*** MATERIALS PROVIDED

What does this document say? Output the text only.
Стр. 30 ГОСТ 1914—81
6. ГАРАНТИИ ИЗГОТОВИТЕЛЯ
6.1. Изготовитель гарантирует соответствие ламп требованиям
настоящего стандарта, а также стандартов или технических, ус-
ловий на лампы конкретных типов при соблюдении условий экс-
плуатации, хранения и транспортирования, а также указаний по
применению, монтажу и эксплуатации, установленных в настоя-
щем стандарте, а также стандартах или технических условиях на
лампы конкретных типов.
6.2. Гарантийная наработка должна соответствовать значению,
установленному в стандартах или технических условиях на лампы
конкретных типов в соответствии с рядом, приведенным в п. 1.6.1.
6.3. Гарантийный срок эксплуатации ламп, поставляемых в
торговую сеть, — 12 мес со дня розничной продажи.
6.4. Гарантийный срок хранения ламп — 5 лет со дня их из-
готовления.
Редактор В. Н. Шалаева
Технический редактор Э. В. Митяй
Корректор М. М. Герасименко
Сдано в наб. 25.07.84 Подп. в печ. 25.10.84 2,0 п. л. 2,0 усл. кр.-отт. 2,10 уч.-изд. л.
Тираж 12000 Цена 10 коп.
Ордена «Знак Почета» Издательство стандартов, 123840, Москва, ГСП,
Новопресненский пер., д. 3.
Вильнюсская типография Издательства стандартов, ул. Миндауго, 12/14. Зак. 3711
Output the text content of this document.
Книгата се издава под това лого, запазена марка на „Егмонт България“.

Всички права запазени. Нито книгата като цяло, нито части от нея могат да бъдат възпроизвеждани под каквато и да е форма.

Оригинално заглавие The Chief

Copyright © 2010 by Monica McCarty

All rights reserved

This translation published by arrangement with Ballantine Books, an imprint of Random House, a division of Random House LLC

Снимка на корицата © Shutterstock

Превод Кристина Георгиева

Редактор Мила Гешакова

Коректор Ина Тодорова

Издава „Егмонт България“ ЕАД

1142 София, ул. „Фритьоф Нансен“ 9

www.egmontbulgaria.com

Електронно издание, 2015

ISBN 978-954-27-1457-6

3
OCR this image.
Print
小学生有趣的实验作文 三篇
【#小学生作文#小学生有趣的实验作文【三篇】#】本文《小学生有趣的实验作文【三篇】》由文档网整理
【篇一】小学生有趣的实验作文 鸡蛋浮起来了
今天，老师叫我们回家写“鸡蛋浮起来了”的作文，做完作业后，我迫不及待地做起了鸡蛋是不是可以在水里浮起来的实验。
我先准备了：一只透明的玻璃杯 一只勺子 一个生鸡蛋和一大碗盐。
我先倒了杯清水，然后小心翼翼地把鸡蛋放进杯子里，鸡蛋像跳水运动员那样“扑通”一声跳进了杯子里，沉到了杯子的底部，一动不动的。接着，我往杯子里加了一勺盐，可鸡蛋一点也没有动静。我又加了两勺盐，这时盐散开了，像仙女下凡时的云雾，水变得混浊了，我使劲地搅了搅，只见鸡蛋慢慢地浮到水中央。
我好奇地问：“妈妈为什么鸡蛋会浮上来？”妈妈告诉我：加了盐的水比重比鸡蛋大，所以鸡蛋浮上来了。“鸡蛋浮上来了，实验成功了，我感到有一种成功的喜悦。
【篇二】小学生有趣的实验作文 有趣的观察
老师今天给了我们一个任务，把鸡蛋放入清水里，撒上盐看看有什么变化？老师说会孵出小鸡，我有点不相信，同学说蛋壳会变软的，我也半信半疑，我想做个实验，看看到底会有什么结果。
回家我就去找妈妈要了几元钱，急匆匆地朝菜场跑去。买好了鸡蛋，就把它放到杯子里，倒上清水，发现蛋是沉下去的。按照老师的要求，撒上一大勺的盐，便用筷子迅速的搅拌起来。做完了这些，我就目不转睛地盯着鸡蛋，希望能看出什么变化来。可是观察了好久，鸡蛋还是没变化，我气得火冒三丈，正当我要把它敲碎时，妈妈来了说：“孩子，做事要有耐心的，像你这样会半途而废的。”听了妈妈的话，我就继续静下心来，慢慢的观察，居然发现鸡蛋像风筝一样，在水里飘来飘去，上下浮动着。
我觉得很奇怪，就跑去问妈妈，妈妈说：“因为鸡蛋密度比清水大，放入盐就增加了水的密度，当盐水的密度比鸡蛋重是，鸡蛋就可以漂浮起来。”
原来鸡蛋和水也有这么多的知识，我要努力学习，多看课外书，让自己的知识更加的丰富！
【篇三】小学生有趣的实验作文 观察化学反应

******

## WHAT TO PRODUCE
Output the full listing without altering anything.

## WRITTEN ANSWER
What does this document say? Output the text only.
Стр. 30 ГОСТ 1914—81
6. ГАРАНТИИ ИЗГОТОВИТЕЛЯ
6.1. Изготовитель гарантирует соответствие ламп требованиям
настоящего стандарта, а также стандартов или технических, ус-
ловий на лампы конкретных типов при соблюдении условий экс-
плуатации, хранения и транспортирования, а также указаний по
применению, монтажу и эксплуатации, установленных в настоя-
щем стандарте, а также стандартах или технических условиях на
лампы конкретных типов.
6.2. Гарантийная наработка должна соответствовать значению,
установленному в стандартах или технических условиях на лампы
конкретных типов в соответствии с рядом, приведенным в п. 1.6.1.
6.3. Гарантийный срок эксплуатации ламп, поставляемых в
торговую сеть, — 12 мес со дня розничной продажи.
6.4. Гарантийный срок хранения ламп — 5 лет со дня их из-
готовления.
Редактор В. Н. Шалаева
Технический редактор Э. В. Митяй
Корректор М. М. Герасименко
Сдано в наб. 25.07.84 Подп. в печ. 25.10.84 2,0 п. л. 2,0 усл. кр.-отт. 2,10 уч.-изд. л.
Тираж 12000 Цена 10 коп.
Ордена «Знак Почета» Издательство стандартов, 123840, Москва, ГСП,
Новопресненский пер., д. 3.
Вильнюсская типография Издательства стандартов, ул. Миндауго, 12/14. Зак. 3711
Output the text content of this document.
Книгата се издава под това лого, запазена марка на „Егмонт България“.

Всички права запазени. Нито книгата като цяло, нито части от нея могат да бъдат възпроизвеждани под каквато и да е форма.

Оригинално заглавие The Chief

Copyright © 2010 by Monica McCarty

All rights reserved

This translation published by arrangement with Ballantine Books, an imprint of Random House, a division of Random House LLC

Снимка на корицата © Shutterstock

Превод Кристина Георгиева

Редактор Мила Гешакова

Коректор Ина Тодорова

Издава „Егмонт България“ ЕАД

1142 София, ул. „Фритьоф Нансен“ 9

www.egmontbulgaria.com

Електронно издание, 2015

ISBN 978-954-27-1457-6

3
OCR this image.
Print
小学生有趣的实验作文 三篇
【#小学生作文#小学生有趣的实验作文【三篇】#】本文《小学生有趣的实验作文【三篇】》由文档网整理
【篇一】小学生有趣的实验作文 鸡蛋浮起来了
今天，老师叫我们回家写“鸡蛋浮起来了”的作文，做完作业后，我迫不及待地做起了鸡蛋是不是可以在水里浮起来的实验。
我先准备了：一只透明的玻璃杯 一只勺子 一个生鸡蛋和一大碗盐。
我先倒了杯清水，然后小心翼翼地把鸡蛋放进杯子里，鸡蛋像跳水运动员那样“扑通”一声跳进了杯子里，沉到了杯子的底部，一动不动的。接着，我往杯子里加了一勺盐，可鸡蛋一点也没有动静。我又加了两勺盐，这时盐散开了，像仙女下凡时的云雾，水变得混浊了，我使劲地搅了搅，只见鸡蛋慢慢地浮到水中央。
我好奇地问：“妈妈为什么鸡蛋会浮上来？”妈妈告诉我：加了盐的水比重比鸡蛋大，所以鸡蛋浮上来了。“鸡蛋浮上来了，实验成功了，我感到有一种成功的喜悦。
【篇二】小学生有趣的实验作文 有趣的观察
老师今天给了我们一个任务，把鸡蛋放入清水里，撒上盐看看有什么变化？老师说会孵出小鸡，我有点不相信，同学说蛋壳会变软的，我也半信半疑，我想做个实验，看看到底会有什么结果。
回家我就去找妈妈要了几元钱，急匆匆地朝菜场跑去。买好了鸡蛋，就把它放到杯子里，倒上清水，发现蛋是沉下去的。按照老师的要求，撒上一大勺的盐，便用筷子迅速的搅拌起来。做完了这些，我就目不转睛地盯着鸡蛋，希望能看出什么变化来。可是观察了好久，鸡蛋还是没变化，我气得火冒三丈，正当我要把它敲碎时，妈妈来了说：“孩子，做事要有耐心的，像你这样会半途而废的。”听了妈妈的话，我就继续静下心来，慢慢的观察，居然发现鸡蛋像风筝一样，在水里飘来飘去，上下浮动着。
我觉得很奇怪，就跑去问妈妈，妈妈说：“因为鸡蛋密度比清水大，放入盐就增加了水的密度，当盐水的密度比鸡蛋重是，鸡蛋就可以漂浮起来。”
原来鸡蛋和水也有这么多的知识，我要努力学习，多看课外书，让自己的知识更加的丰富！
【篇三】小学生有趣的实验作文 观察化学反应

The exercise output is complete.